WHAT TO WORK ON ->
Omit images. Retype all entries verbatim.
———
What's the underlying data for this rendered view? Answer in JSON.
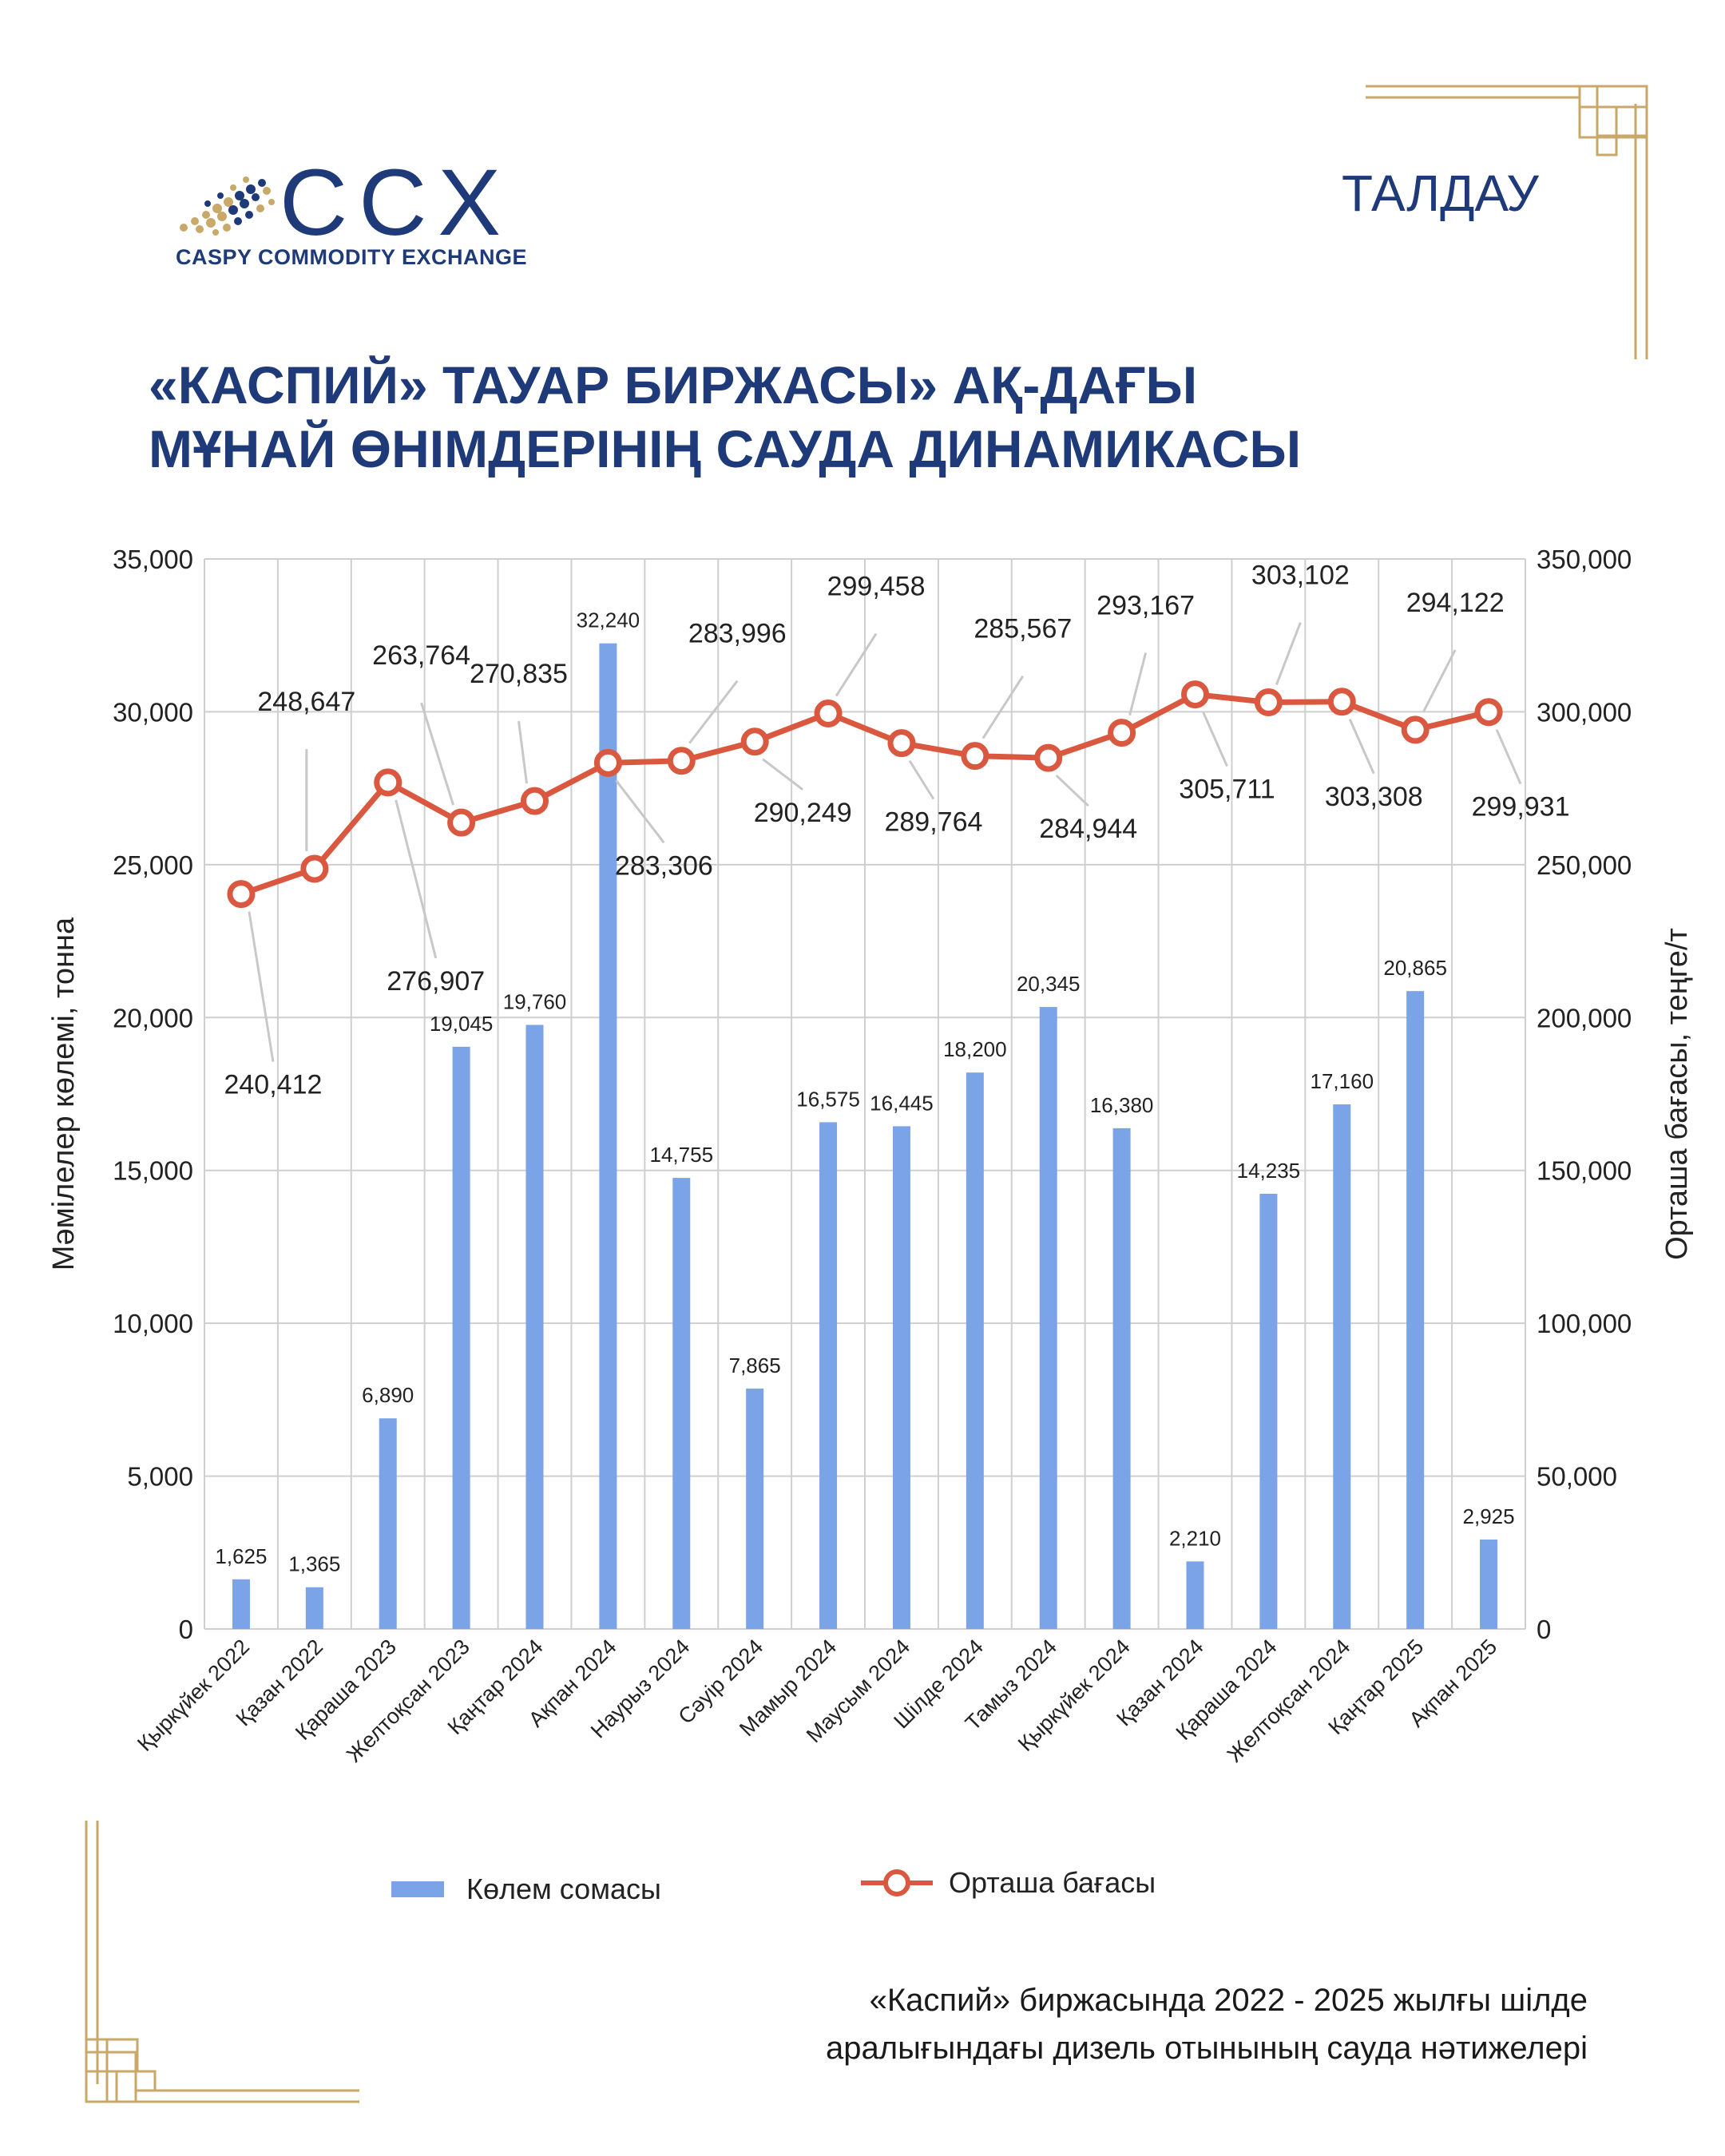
{
  "logo": {
    "mark": "CCX",
    "subtitle": "CASPY COMMODITY EXCHANGE"
  },
  "section_tag": "ТАЛДАУ",
  "title": {
    "line1": "«КАСПИЙ» ТАУАР БИРЖАСЫ» АҚ-ДАҒЫ",
    "line2": "МҰНАЙ ӨНІМДЕРІНІҢ САУДА ДИНАМИКАСЫ"
  },
  "caption": {
    "line1": "«Каспий» биржасында 2022 - 2025 жылғы шілде",
    "line2": "аралығындағы дизель отынының сауда нәтижелері"
  },
  "colors": {
    "brand": "#1e3a78",
    "bar": "#7aa3e8",
    "line": "#d9583f",
    "gold": "#c9a969"
  },
  "chart_data": {
    "type": "bar",
    "categories": [
      "Қыркүйек 2022",
      "Қазан 2022",
      "Қараша 2023",
      "Желтоқсан 2023",
      "Қаңтар 2024",
      "Ақпан 2024",
      "Наурыз 2024",
      "Сәуір 2024",
      "Мамыр 2024",
      "Маусым 2024",
      "Шілде 2024",
      "Тамыз 2024",
      "Қыркүйек 2024",
      "Қазан 2024",
      "Қараша 2024",
      "Желтоқсан 2024",
      "Қаңтар 2025",
      "Ақпан 2025"
    ],
    "series": [
      {
        "name": "Көлем сомасы",
        "type": "bar",
        "axis": "left",
        "values": [
          1625,
          1365,
          6890,
          19045,
          19760,
          32240,
          14755,
          7865,
          16575,
          16445,
          18200,
          20345,
          16380,
          2210,
          14235,
          17160,
          20865,
          2925
        ]
      },
      {
        "name": "Орташа бағасы",
        "type": "line",
        "axis": "right",
        "values": [
          240412,
          248647,
          276907,
          263764,
          270835,
          283306,
          283996,
          290249,
          299458,
          289764,
          285567,
          284944,
          293167,
          305711,
          303102,
          303308,
          294122,
          299931
        ]
      }
    ],
    "bar_labels": [
      "1,625",
      "1,365",
      "6,890",
      "19,045",
      "19,760",
      "32,240",
      "14,755",
      "7,865",
      "16,575",
      "16,445",
      "18,200",
      "20,345",
      "16,380",
      "2,210",
      "14,235",
      "17,160",
      "20,865",
      "2,925"
    ],
    "line_labels": [
      "240,412",
      "248,647",
      "276,907",
      "263,764",
      "270,835",
      "283,306",
      "283,996",
      "290,249",
      "299,458",
      "289,764",
      "285,567",
      "284,944",
      "293,167",
      "305,711",
      "303,102",
      "303,308",
      "294,122",
      "299,931"
    ],
    "ylabel": "Мәмілелер көлемі, тонна",
    "y2label": "Орташа бағасы, теңге/т",
    "ylim": [
      0,
      35000
    ],
    "y2lim": [
      0,
      350000
    ],
    "yticks": [
      "0",
      "5,000",
      "10,000",
      "15,000",
      "20,000",
      "25,000",
      "30,000",
      "35,000"
    ],
    "y2ticks": [
      "0",
      "50,000",
      "100,000",
      "150,000",
      "200,000",
      "250,000",
      "300,000",
      "350,000"
    ],
    "grid": true,
    "legend_position": "bottom"
  }
}
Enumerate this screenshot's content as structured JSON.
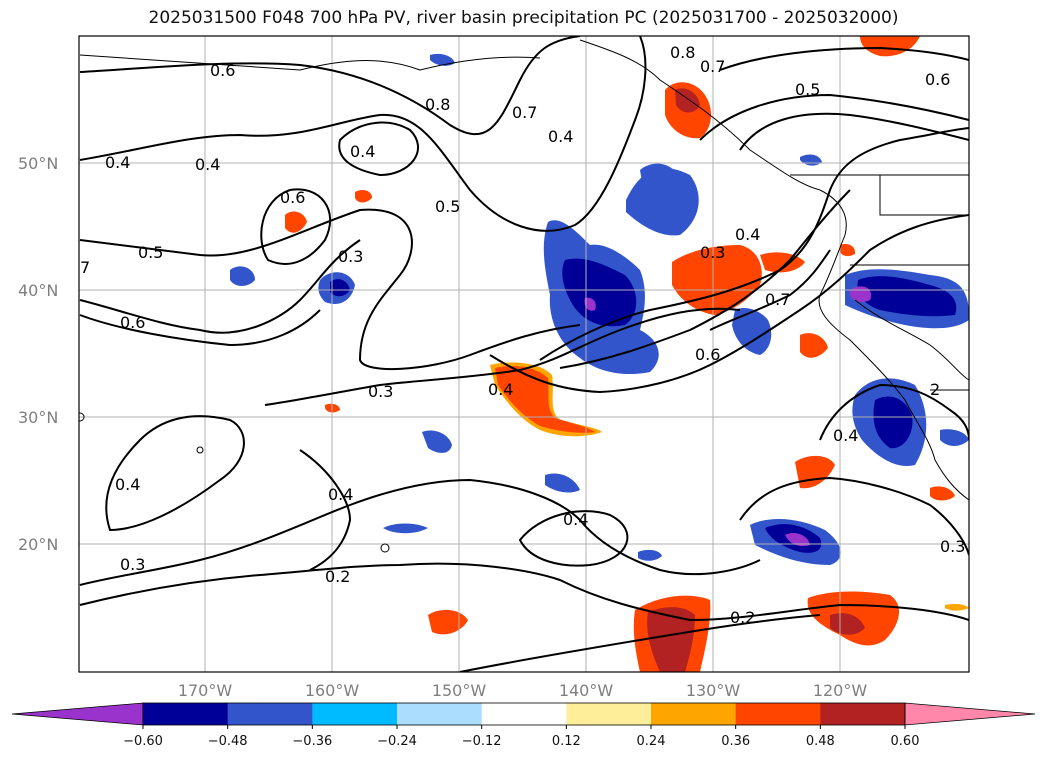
{
  "title": "2025031500 F048 700 hPa PV, river basin precipitation PC (2025031700 - 2025032000)",
  "lat_labels": [
    "50°N",
    "40°N",
    "30°N",
    "20°N"
  ],
  "lon_labels": [
    "170°W",
    "160°W",
    "150°W",
    "140°W",
    "130°W",
    "120°W"
  ],
  "colorbar": {
    "ticks": [
      "−0.60",
      "−0.48",
      "−0.36",
      "−0.24",
      "−0.12",
      "0.12",
      "0.24",
      "0.36",
      "0.48",
      "0.60"
    ],
    "colors": [
      "#9933cc",
      "#000099",
      "#3355cc",
      "#00bbff",
      "#aaddff",
      "#ffffff",
      "#ffee99",
      "#ffa500",
      "#ff4500",
      "#b22222",
      "#ff88aa"
    ]
  },
  "contour_labels": [
    "0.6",
    "0.4",
    "0.4",
    "0.4",
    "0.8",
    "0.7",
    "0.4",
    "0.8",
    "0.7",
    "0.5",
    "0.6",
    "0.6",
    "0.5",
    "0.3",
    "0.5",
    "7",
    "0.6",
    "0.3",
    "0.4",
    "0.7",
    "0.6",
    "0.3",
    "0.4",
    "0.4",
    "0.4",
    "0.3",
    "0.4",
    "0.2",
    "0.2",
    "0.3",
    "0.4",
    "2"
  ]
}
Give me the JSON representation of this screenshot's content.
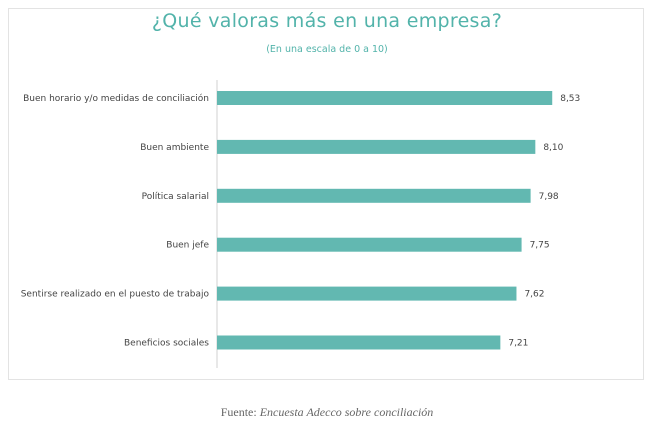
{
  "chart_data": {
    "type": "bar",
    "orientation": "horizontal",
    "title": "¿Qué valoras más en una empresa?",
    "subtitle": "(En una escala de 0 a 10)",
    "categories": [
      "Buen horario y/o medidas de conciliación",
      "Buen ambiente",
      "Política salarial",
      "Buen jefe",
      "Sentirse realizado en el puesto de trabajo",
      "Beneficios sociales"
    ],
    "values": [
      8.53,
      8.1,
      7.98,
      7.75,
      7.62,
      7.21
    ],
    "value_labels": [
      "8,53",
      "8,10",
      "7,98",
      "7,75",
      "7,62",
      "7,21"
    ],
    "xlim": [
      0,
      10
    ],
    "xlabel": "",
    "ylabel": "",
    "grid": false,
    "bar_color": "#62b8b1"
  },
  "colors": {
    "title": "#52b3aa",
    "bar": "#62b8b1"
  },
  "source": {
    "prefix": "Fuente: ",
    "name": "Encuesta Adecco sobre conciliación"
  }
}
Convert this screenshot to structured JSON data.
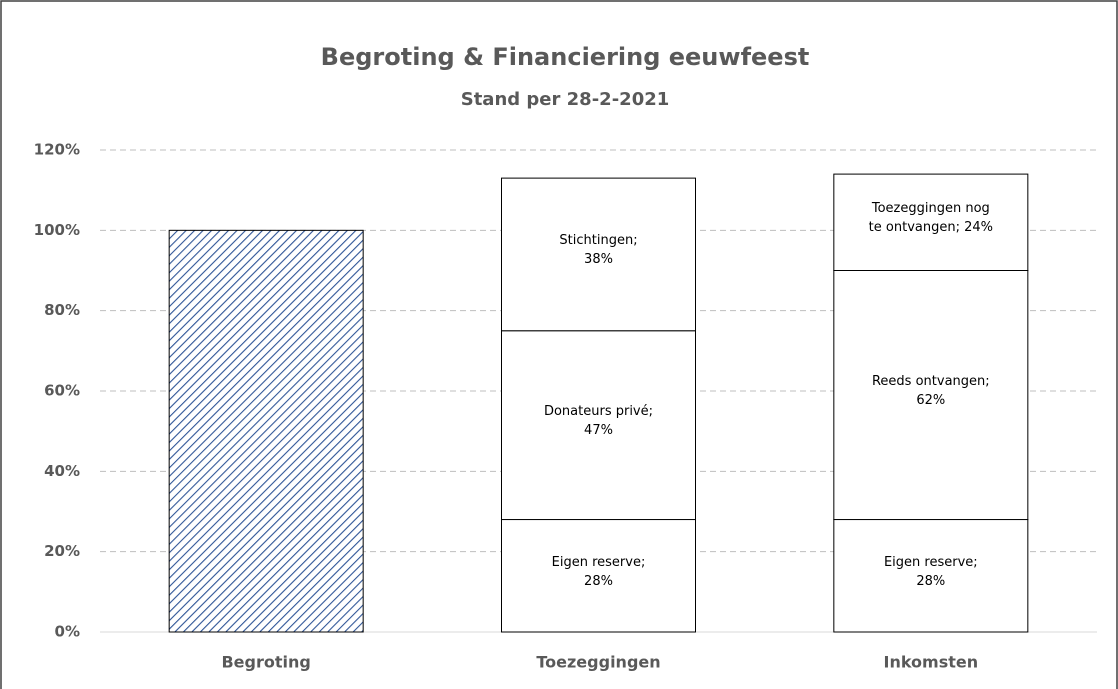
———
ANSWER ->
What's the underlying data for this rendered view? Answer in JSON.
{
  "logo": {
    "mark": "CCX",
    "subtitle": "CASPY COMMODITY EXCHANGE"
  },
  "section_tag": "ТАЛДАУ",
  "title": {
    "line1": "«КАСПИЙ» ТАУАР БИРЖАСЫ» АҚ-ДАҒЫ",
    "line2": "МҰНАЙ ӨНІМДЕРІНІҢ САУДА ДИНАМИКАСЫ"
  },
  "caption": {
    "line1": "«Каспий» биржасында 2022 - 2025 жылғы шілде",
    "line2": "аралығындағы дизель отынының сауда нәтижелері"
  },
  "colors": {
    "brand": "#1e3a78",
    "bar": "#7aa3e8",
    "line": "#d9583f",
    "gold": "#c9a969"
  },
  "chart_data": {
    "type": "bar",
    "categories": [
      "Қыркүйек 2022",
      "Қазан 2022",
      "Қараша 2023",
      "Желтоқсан 2023",
      "Қаңтар 2024",
      "Ақпан 2024",
      "Наурыз 2024",
      "Сәуір 2024",
      "Мамыр 2024",
      "Маусым 2024",
      "Шілде 2024",
      "Тамыз 2024",
      "Қыркүйек 2024",
      "Қазан 2024",
      "Қараша 2024",
      "Желтоқсан 2024",
      "Қаңтар 2025",
      "Ақпан 2025"
    ],
    "series": [
      {
        "name": "Көлем сомасы",
        "type": "bar",
        "axis": "left",
        "values": [
          1625,
          1365,
          6890,
          19045,
          19760,
          32240,
          14755,
          7865,
          16575,
          16445,
          18200,
          20345,
          16380,
          2210,
          14235,
          17160,
          20865,
          2925
        ]
      },
      {
        "name": "Орташа бағасы",
        "type": "line",
        "axis": "right",
        "values": [
          240412,
          248647,
          276907,
          263764,
          270835,
          283306,
          283996,
          290249,
          299458,
          289764,
          285567,
          284944,
          293167,
          305711,
          303102,
          303308,
          294122,
          299931
        ]
      }
    ],
    "bar_labels": [
      "1,625",
      "1,365",
      "6,890",
      "19,045",
      "19,760",
      "32,240",
      "14,755",
      "7,865",
      "16,575",
      "16,445",
      "18,200",
      "20,345",
      "16,380",
      "2,210",
      "14,235",
      "17,160",
      "20,865",
      "2,925"
    ],
    "line_labels": [
      "240,412",
      "248,647",
      "276,907",
      "263,764",
      "270,835",
      "283,306",
      "283,996",
      "290,249",
      "299,458",
      "289,764",
      "285,567",
      "284,944",
      "293,167",
      "305,711",
      "303,102",
      "303,308",
      "294,122",
      "299,931"
    ],
    "ylabel": "Мәмілелер көлемі, тонна",
    "y2label": "Орташа бағасы, теңге/т",
    "ylim": [
      0,
      35000
    ],
    "y2lim": [
      0,
      350000
    ],
    "yticks": [
      "0",
      "5,000",
      "10,000",
      "15,000",
      "20,000",
      "25,000",
      "30,000",
      "35,000"
    ],
    "y2ticks": [
      "0",
      "50,000",
      "100,000",
      "150,000",
      "200,000",
      "250,000",
      "300,000",
      "350,000"
    ],
    "grid": true,
    "legend_position": "bottom"
  }
}
Enumerate this screenshot's content as structured JSON.
{
  "title": "2025031500 F048 700 hPa PV, river basin precipitation PC (2025031700 - 2025032000)",
  "lat_labels": [
    "50°N",
    "40°N",
    "30°N",
    "20°N"
  ],
  "lon_labels": [
    "170°W",
    "160°W",
    "150°W",
    "140°W",
    "130°W",
    "120°W"
  ],
  "colorbar": {
    "ticks": [
      "−0.60",
      "−0.48",
      "−0.36",
      "−0.24",
      "−0.12",
      "0.12",
      "0.24",
      "0.36",
      "0.48",
      "0.60"
    ],
    "colors": [
      "#9933cc",
      "#000099",
      "#3355cc",
      "#00bbff",
      "#aaddff",
      "#ffffff",
      "#ffee99",
      "#ffa500",
      "#ff4500",
      "#b22222",
      "#ff88aa"
    ]
  },
  "contour_labels": [
    "0.6",
    "0.4",
    "0.4",
    "0.4",
    "0.8",
    "0.7",
    "0.4",
    "0.8",
    "0.7",
    "0.5",
    "0.6",
    "0.6",
    "0.5",
    "0.3",
    "0.5",
    "7",
    "0.6",
    "0.3",
    "0.4",
    "0.7",
    "0.6",
    "0.3",
    "0.4",
    "0.4",
    "0.4",
    "0.3",
    "0.4",
    "0.2",
    "0.2",
    "0.3",
    "0.4",
    "2"
  ]
}
Give me the JSON representation of this screenshot's content.
{
  "chart_data": {
    "type": "bar",
    "orientation": "horizontal",
    "title": "¿Qué valoras más en una empresa?",
    "subtitle": "(En una escala de 0 a 10)",
    "categories": [
      "Buen horario y/o medidas de conciliación",
      "Buen ambiente",
      "Política salarial",
      "Buen jefe",
      "Sentirse realizado en el puesto de trabajo",
      "Beneficios sociales"
    ],
    "values": [
      8.53,
      8.1,
      7.98,
      7.75,
      7.62,
      7.21
    ],
    "value_labels": [
      "8,53",
      "8,10",
      "7,98",
      "7,75",
      "7,62",
      "7,21"
    ],
    "xlim": [
      0,
      10
    ],
    "xlabel": "",
    "ylabel": "",
    "grid": false,
    "bar_color": "#62b8b1"
  },
  "colors": {
    "title": "#52b3aa",
    "bar": "#62b8b1"
  },
  "source": {
    "prefix": "Fuente: ",
    "name": "Encuesta Adecco sobre conciliación"
  }
}
Convert this screenshot to structured JSON data.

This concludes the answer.